Figure record listings:
╭──

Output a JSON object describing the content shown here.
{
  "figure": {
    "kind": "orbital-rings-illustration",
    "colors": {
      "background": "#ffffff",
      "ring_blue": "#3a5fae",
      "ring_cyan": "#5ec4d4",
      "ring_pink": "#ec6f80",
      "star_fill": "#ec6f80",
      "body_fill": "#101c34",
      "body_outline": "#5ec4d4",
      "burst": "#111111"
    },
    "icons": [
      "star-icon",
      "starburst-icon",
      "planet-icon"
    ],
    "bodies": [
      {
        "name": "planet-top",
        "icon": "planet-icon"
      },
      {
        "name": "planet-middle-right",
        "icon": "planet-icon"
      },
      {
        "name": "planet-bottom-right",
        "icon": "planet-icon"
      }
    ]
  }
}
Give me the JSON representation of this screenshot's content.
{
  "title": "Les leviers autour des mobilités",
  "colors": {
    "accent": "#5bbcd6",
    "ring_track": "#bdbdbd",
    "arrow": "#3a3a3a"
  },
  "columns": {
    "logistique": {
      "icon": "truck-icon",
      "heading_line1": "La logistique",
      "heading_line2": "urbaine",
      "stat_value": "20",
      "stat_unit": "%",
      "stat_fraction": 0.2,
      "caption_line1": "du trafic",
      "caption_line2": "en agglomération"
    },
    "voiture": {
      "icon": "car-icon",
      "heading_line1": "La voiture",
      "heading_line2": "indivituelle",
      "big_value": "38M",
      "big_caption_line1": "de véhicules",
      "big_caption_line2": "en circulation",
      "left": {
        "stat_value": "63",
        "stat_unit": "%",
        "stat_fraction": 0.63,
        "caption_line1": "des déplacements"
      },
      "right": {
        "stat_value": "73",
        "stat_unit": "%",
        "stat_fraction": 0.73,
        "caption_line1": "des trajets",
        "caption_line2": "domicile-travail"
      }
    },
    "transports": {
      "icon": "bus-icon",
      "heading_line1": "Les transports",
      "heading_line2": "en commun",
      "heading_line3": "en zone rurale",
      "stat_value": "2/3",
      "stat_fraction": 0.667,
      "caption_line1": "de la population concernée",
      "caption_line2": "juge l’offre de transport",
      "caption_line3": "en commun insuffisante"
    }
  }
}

╰──

### WHAT THE EXERCISE ASKS
Pull out each line of the listing that holds the string "content".

### EXERCISE OUTPUT
Output a JSON object describing the content shown here.
Give me the JSON representation of this screenshot's content.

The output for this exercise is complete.